*** Input ***
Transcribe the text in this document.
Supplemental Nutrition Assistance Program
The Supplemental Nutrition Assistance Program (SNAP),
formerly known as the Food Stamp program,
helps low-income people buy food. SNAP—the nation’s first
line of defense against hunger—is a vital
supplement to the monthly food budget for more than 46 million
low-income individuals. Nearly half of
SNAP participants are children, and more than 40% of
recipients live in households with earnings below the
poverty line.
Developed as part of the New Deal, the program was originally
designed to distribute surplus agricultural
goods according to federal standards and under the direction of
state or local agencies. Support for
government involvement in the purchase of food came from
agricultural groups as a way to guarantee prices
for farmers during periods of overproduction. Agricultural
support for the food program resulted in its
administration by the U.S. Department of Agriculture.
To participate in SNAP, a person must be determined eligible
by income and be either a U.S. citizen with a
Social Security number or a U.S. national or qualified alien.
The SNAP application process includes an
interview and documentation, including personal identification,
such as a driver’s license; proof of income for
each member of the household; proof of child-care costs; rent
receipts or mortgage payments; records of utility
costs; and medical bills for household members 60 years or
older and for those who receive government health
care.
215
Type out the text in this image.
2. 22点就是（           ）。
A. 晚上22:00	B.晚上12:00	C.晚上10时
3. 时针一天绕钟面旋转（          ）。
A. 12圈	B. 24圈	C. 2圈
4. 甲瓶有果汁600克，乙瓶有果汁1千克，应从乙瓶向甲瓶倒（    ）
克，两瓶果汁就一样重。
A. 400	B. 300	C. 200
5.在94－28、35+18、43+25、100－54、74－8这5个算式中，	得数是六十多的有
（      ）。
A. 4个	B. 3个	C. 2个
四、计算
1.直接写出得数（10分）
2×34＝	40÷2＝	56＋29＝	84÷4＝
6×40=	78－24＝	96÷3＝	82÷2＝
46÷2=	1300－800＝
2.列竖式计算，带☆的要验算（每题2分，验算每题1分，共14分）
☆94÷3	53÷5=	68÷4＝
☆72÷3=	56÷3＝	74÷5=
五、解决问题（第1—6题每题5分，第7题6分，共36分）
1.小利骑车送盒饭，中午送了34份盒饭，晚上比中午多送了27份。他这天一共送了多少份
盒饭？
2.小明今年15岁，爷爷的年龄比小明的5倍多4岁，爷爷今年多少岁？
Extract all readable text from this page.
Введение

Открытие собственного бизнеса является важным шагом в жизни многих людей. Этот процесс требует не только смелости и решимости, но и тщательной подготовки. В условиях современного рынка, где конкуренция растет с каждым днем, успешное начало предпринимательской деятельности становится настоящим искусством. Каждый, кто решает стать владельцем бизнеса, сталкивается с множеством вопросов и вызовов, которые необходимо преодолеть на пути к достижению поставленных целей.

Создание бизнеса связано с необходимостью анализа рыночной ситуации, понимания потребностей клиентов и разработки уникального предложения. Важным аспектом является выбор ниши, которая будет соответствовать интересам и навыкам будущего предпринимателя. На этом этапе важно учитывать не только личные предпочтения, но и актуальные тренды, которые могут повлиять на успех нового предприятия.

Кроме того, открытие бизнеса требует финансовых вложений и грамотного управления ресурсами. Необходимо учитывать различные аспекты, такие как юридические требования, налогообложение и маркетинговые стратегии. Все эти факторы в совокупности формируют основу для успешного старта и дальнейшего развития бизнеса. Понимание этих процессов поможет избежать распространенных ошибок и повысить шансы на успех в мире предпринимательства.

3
***
◆ What is being asked
Return from the data every line that holds "успех".

◆ Answer to this exercise
Создание бизнеса связано с необходимостью анализа рыночной ситуации, понимания потребностей клиентов и разработки уникального предложения. Важным аспектом является выбор ниши, которая будет соответствовать интересам и навыкам будущего предпринимателя. На этом этапе важно учитывать не только личные предпочтения, но и актуальные тренды, которые могут повлиять на успех нового предприятия.
Кроме того, открытие бизнеса требует финансовых вложений и грамотного управления ресурсами. Необходимо учитывать различные аспекты, такие как юридические требования, налогообложение и маркетинговые стратегии. Все эти факторы в совокупности формируют основу для успешного старта и дальнейшего развития бизнеса. Понимание этих процессов поможет избежать распространенных ошибок и повысить шансы на успех в мире предпринимательства.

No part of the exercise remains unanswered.